**TASK REQUIREMENTS:** Count the lines below that contain the word "need", and give only that number.

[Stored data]
==========

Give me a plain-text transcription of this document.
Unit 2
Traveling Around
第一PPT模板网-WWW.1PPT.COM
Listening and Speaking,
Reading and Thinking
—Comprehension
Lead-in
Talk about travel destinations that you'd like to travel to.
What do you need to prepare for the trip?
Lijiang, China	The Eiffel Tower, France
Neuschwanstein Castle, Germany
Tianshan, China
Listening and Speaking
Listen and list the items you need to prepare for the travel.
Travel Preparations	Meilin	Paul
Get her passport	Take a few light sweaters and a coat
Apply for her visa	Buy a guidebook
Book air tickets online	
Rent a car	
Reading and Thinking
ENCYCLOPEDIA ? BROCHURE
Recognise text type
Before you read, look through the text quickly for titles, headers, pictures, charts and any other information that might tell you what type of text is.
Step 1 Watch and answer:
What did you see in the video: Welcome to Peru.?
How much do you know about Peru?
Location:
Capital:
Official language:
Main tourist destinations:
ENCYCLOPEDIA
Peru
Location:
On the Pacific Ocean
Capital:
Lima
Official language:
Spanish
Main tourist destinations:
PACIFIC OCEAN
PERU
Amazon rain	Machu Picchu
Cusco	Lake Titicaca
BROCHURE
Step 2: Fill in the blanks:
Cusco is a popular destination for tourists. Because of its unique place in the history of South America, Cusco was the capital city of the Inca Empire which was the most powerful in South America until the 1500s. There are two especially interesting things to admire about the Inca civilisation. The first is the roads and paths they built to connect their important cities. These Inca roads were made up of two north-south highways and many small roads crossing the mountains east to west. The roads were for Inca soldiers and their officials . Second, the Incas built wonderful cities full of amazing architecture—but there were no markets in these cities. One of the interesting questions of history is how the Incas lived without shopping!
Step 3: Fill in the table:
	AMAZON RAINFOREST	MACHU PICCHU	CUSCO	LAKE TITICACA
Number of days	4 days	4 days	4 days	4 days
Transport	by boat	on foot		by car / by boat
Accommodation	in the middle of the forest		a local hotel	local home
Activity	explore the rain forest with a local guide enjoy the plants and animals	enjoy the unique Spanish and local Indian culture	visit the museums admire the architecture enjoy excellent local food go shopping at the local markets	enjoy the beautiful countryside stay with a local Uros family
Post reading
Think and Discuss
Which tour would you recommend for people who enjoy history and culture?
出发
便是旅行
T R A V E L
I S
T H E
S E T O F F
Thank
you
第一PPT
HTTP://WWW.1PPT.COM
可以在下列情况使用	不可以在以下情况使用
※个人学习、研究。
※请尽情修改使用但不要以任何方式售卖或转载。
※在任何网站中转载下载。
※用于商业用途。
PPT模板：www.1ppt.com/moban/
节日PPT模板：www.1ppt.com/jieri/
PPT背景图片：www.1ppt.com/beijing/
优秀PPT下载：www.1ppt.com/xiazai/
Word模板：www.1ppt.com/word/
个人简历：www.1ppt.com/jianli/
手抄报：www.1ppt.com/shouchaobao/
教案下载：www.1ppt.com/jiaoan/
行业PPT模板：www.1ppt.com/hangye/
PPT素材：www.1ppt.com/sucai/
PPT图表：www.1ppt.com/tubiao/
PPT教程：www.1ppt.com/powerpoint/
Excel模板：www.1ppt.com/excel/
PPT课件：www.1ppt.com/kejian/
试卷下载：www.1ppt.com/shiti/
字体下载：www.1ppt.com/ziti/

==========

**RESULT OF THE EXERCISE:** 2